:: WHAT YOU NEED TO DO ::
Find how many lines contain the word "BiTE" and state that number alone.

:: EXTRACTED RECORDS ::

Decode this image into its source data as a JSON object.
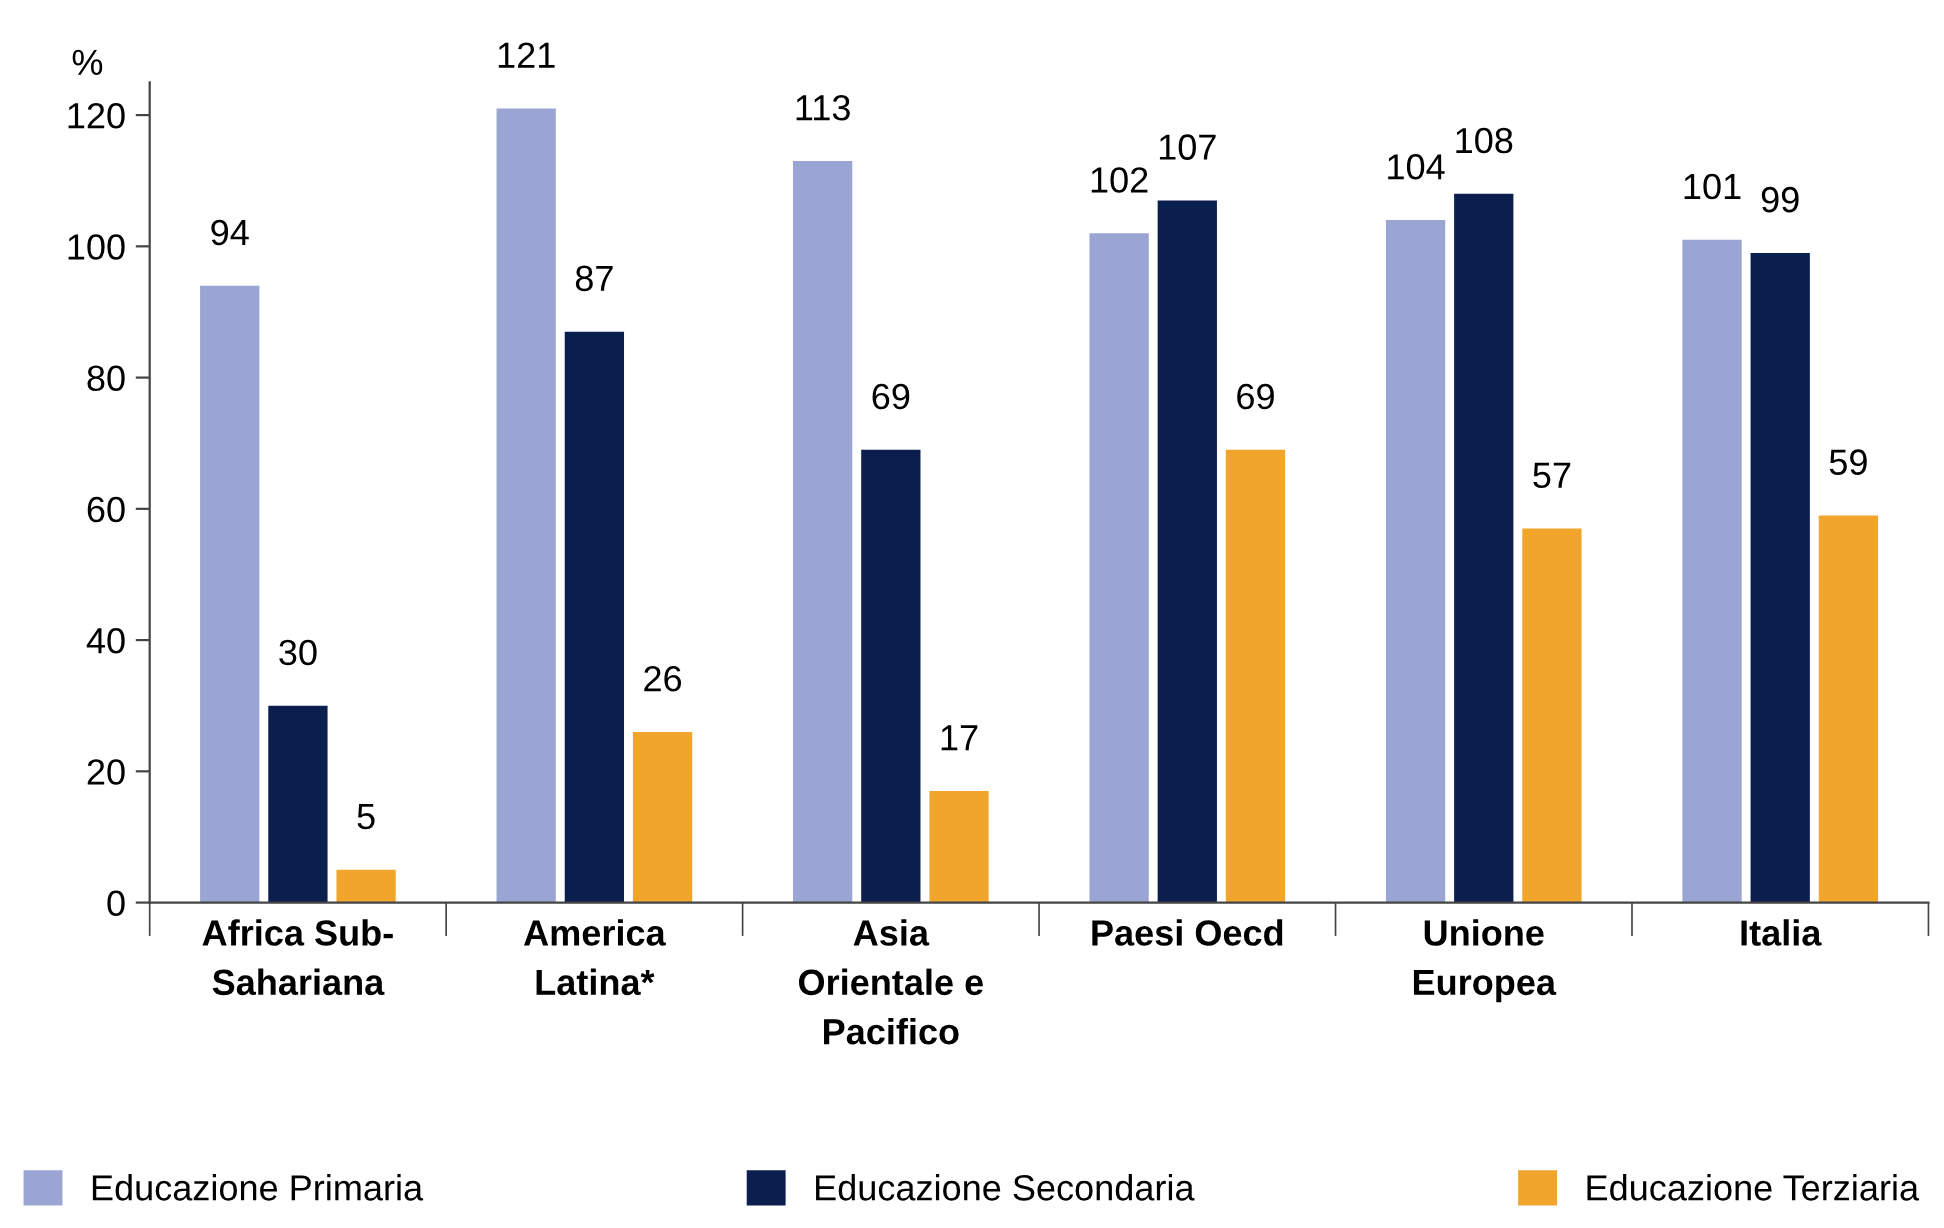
{
  "chart_data": {
    "type": "bar",
    "ylabel": "%",
    "categories": [
      "Africa Sub-\nSahariana",
      "America\nLatina*",
      "Asia\nOrientale e\nPacifico",
      "Paesi Oecd",
      "Unione\nEuropea",
      "Italia"
    ],
    "series": [
      {
        "name": "Educazione Primaria",
        "color": "#9ba5d3",
        "values": [
          94,
          121,
          113,
          102,
          104,
          101
        ]
      },
      {
        "name": "Educazione Secondaria",
        "color": "#0b1f4f",
        "values": [
          30,
          87,
          69,
          107,
          108,
          99
        ]
      },
      {
        "name": "Educazione Terziaria",
        "color": "#f2a52d",
        "values": [
          5,
          26,
          17,
          69,
          57,
          59
        ]
      }
    ],
    "ylim": [
      0,
      125
    ],
    "yticks": [
      0,
      20,
      40,
      60,
      80,
      100,
      120
    ],
    "data_labels": true,
    "grid": false,
    "legend": "bottom"
  }
}
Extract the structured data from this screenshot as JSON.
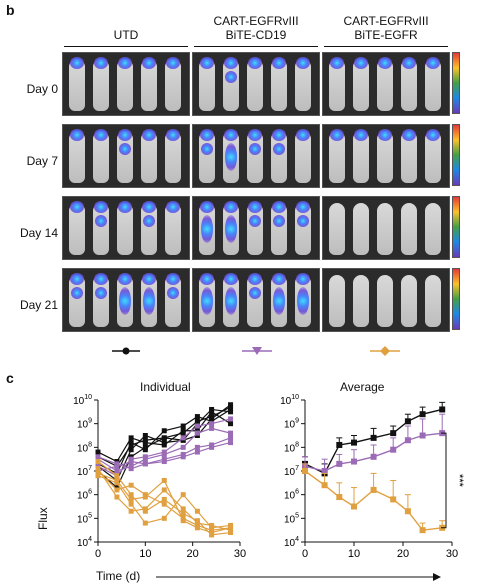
{
  "panel_b": {
    "letter": "b",
    "groups": [
      {
        "label_line1": "UTD",
        "label_line2": ""
      },
      {
        "label_line1": "CART-EGFRvIII",
        "label_line2": "BiTE-CD19"
      },
      {
        "label_line1": "CART-EGFRvIII",
        "label_line2": "BiTE-EGFR"
      }
    ],
    "rows": [
      "Day 0",
      "Day 7",
      "Day 14",
      "Day 21"
    ],
    "colors": {
      "utd": "#111111",
      "cd19": "#9b6bb5",
      "egfr": "#e0a040"
    }
  },
  "panel_c": {
    "letter": "c",
    "ylabel": "Flux",
    "xlabel": "Time (d)",
    "chart_data": [
      {
        "type": "line",
        "title": "Individual",
        "ylim": [
          4,
          10
        ],
        "log_y": true,
        "xlim": [
          0,
          30
        ],
        "x_ticks": [
          0,
          10,
          20,
          30
        ],
        "series": [
          {
            "color": "#111111",
            "lines": [
              [
                [
                  0,
                  7.6
                ],
                [
                  4,
                  7.2
                ],
                [
                  7,
                  8.1
                ],
                [
                  10,
                  8.3
                ],
                [
                  14,
                  8.4
                ],
                [
                  18,
                  8.6
                ],
                [
                  21,
                  9.1
                ],
                [
                  24,
                  9.3
                ],
                [
                  28,
                  9.7
                ]
              ],
              [
                [
                  0,
                  7.0
                ],
                [
                  4,
                  6.3
                ],
                [
                  7,
                  7.6
                ],
                [
                  10,
                  8.0
                ],
                [
                  14,
                  8.4
                ],
                [
                  18,
                  8.3
                ],
                [
                  21,
                  9.0
                ],
                [
                  24,
                  9.6
                ],
                [
                  28,
                  9.5
                ]
              ],
              [
                [
                  0,
                  7.3
                ],
                [
                  4,
                  6.9
                ],
                [
                  7,
                  8.2
                ],
                [
                  10,
                  7.9
                ],
                [
                  14,
                  8.7
                ],
                [
                  18,
                  8.9
                ],
                [
                  21,
                  9.3
                ],
                [
                  24,
                  9.1
                ],
                [
                  28,
                  9.6
                ]
              ],
              [
                [
                  0,
                  7.8
                ],
                [
                  4,
                  7.4
                ],
                [
                  7,
                  8.4
                ],
                [
                  10,
                  8.2
                ],
                [
                  14,
                  8.1
                ],
                [
                  18,
                  8.7
                ],
                [
                  21,
                  8.7
                ],
                [
                  24,
                  9.5
                ],
                [
                  28,
                  9.0
                ]
              ],
              [
                [
                  0,
                  7.2
                ],
                [
                  4,
                  6.6
                ],
                [
                  7,
                  7.9
                ],
                [
                  10,
                  8.5
                ],
                [
                  14,
                  8.2
                ],
                [
                  18,
                  8.3
                ],
                [
                  21,
                  8.5
                ],
                [
                  24,
                  9.2
                ],
                [
                  28,
                  9.8
                ]
              ]
            ]
          },
          {
            "color": "#9b6bb5",
            "lines": [
              [
                [
                  0,
                  7.2
                ],
                [
                  4,
                  6.8
                ],
                [
                  7,
                  7.5
                ],
                [
                  10,
                  7.6
                ],
                [
                  14,
                  7.8
                ],
                [
                  18,
                  8.4
                ],
                [
                  21,
                  8.9
                ],
                [
                  24,
                  9.0
                ],
                [
                  28,
                  9.2
                ]
              ],
              [
                [
                  0,
                  7.5
                ],
                [
                  4,
                  7.0
                ],
                [
                  7,
                  7.2
                ],
                [
                  10,
                  7.5
                ],
                [
                  14,
                  7.7
                ],
                [
                  18,
                  8.0
                ],
                [
                  21,
                  8.6
                ],
                [
                  24,
                  8.8
                ],
                [
                  28,
                  8.6
                ]
              ],
              [
                [
                  0,
                  7.0
                ],
                [
                  4,
                  7.2
                ],
                [
                  7,
                  7.4
                ],
                [
                  10,
                  7.3
                ],
                [
                  14,
                  7.5
                ],
                [
                  18,
                  7.7
                ],
                [
                  21,
                  8.0
                ],
                [
                  24,
                  8.1
                ],
                [
                  28,
                  8.4
                ]
              ],
              [
                [
                  0,
                  7.6
                ],
                [
                  4,
                  7.3
                ],
                [
                  7,
                  7.1
                ],
                [
                  10,
                  7.3
                ],
                [
                  14,
                  7.4
                ],
                [
                  18,
                  7.6
                ],
                [
                  21,
                  7.8
                ],
                [
                  24,
                  8.0
                ],
                [
                  28,
                  8.2
                ]
              ]
            ]
          },
          {
            "color": "#e0a040",
            "lines": [
              [
                [
                  0,
                  7.0
                ],
                [
                  4,
                  6.2
                ],
                [
                  7,
                  6.4
                ],
                [
                  10,
                  6.0
                ],
                [
                  14,
                  5.6
                ],
                [
                  18,
                  5.0
                ],
                [
                  21,
                  4.7
                ],
                [
                  24,
                  4.5
                ],
                [
                  28,
                  4.6
                ]
              ],
              [
                [
                  0,
                  7.4
                ],
                [
                  4,
                  6.8
                ],
                [
                  7,
                  6.0
                ],
                [
                  10,
                  5.3
                ],
                [
                  14,
                  5.8
                ],
                [
                  18,
                  5.2
                ],
                [
                  21,
                  4.9
                ],
                [
                  24,
                  4.3
                ],
                [
                  28,
                  4.4
                ]
              ],
              [
                [
                  0,
                  6.8
                ],
                [
                  4,
                  6.5
                ],
                [
                  7,
                  5.6
                ],
                [
                  10,
                  4.8
                ],
                [
                  14,
                  5.0
                ],
                [
                  18,
                  6.0
                ],
                [
                  21,
                  5.3
                ],
                [
                  24,
                  4.6
                ],
                [
                  28,
                  4.7
                ]
              ],
              [
                [
                  0,
                  7.1
                ],
                [
                  4,
                  5.9
                ],
                [
                  7,
                  5.3
                ],
                [
                  10,
                  5.4
                ],
                [
                  14,
                  6.2
                ],
                [
                  18,
                  5.4
                ],
                [
                  21,
                  4.8
                ],
                [
                  24,
                  4.7
                ],
                [
                  28,
                  4.5
                ]
              ],
              [
                [
                  0,
                  6.9
                ],
                [
                  4,
                  6.6
                ],
                [
                  7,
                  5.8
                ],
                [
                  10,
                  5.9
                ],
                [
                  14,
                  6.6
                ],
                [
                  18,
                  4.9
                ],
                [
                  21,
                  4.6
                ],
                [
                  24,
                  4.4
                ],
                [
                  28,
                  4.6
                ]
              ]
            ]
          }
        ]
      },
      {
        "type": "line",
        "title": "Average",
        "ylim": [
          4,
          10
        ],
        "log_y": true,
        "xlim": [
          0,
          30
        ],
        "x_ticks": [
          0,
          10,
          20,
          30
        ],
        "significance": "***",
        "series": [
          {
            "color": "#111111",
            "points": [
              [
                0,
                7.3
              ],
              [
                4,
                6.9
              ],
              [
                7,
                8.1
              ],
              [
                10,
                8.2
              ],
              [
                14,
                8.4
              ],
              [
                18,
                8.6
              ],
              [
                21,
                9.1
              ],
              [
                24,
                9.4
              ],
              [
                28,
                9.6
              ]
            ],
            "err": [
              0.3,
              0.4,
              0.3,
              0.3,
              0.4,
              0.3,
              0.3,
              0.3,
              0.3
            ]
          },
          {
            "color": "#9b6bb5",
            "points": [
              [
                0,
                7.2
              ],
              [
                4,
                7.0
              ],
              [
                7,
                7.3
              ],
              [
                10,
                7.4
              ],
              [
                14,
                7.6
              ],
              [
                18,
                7.9
              ],
              [
                21,
                8.3
              ],
              [
                24,
                8.5
              ],
              [
                28,
                8.6
              ]
            ],
            "err": [
              0.4,
              0.5,
              0.4,
              0.5,
              0.5,
              0.5,
              0.6,
              0.7,
              0.8
            ]
          },
          {
            "color": "#e0a040",
            "points": [
              [
                0,
                7.0
              ],
              [
                4,
                6.4
              ],
              [
                7,
                5.9
              ],
              [
                10,
                5.5
              ],
              [
                14,
                6.2
              ],
              [
                18,
                5.8
              ],
              [
                21,
                5.3
              ],
              [
                24,
                4.5
              ],
              [
                28,
                4.6
              ]
            ],
            "err": [
              0.3,
              0.5,
              0.6,
              0.8,
              0.7,
              0.8,
              0.7,
              0.3,
              0.3
            ]
          }
        ]
      }
    ]
  }
}
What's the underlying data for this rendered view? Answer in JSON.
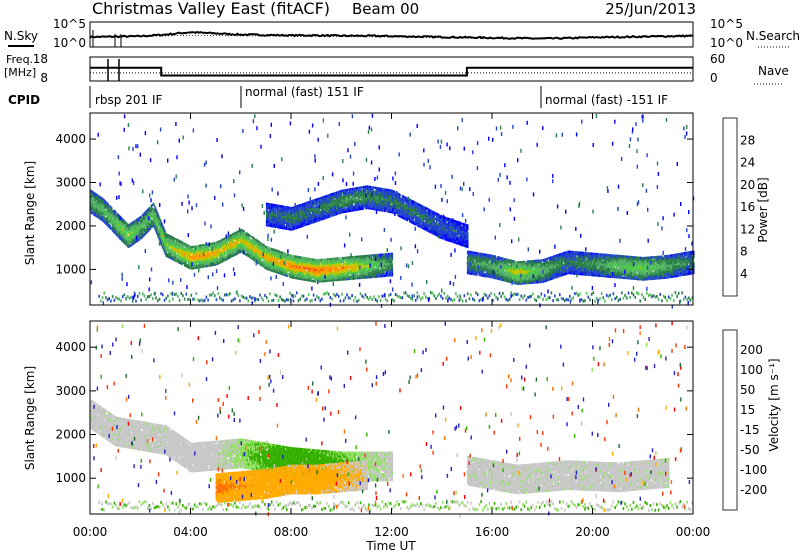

:: THE RESULT ::
2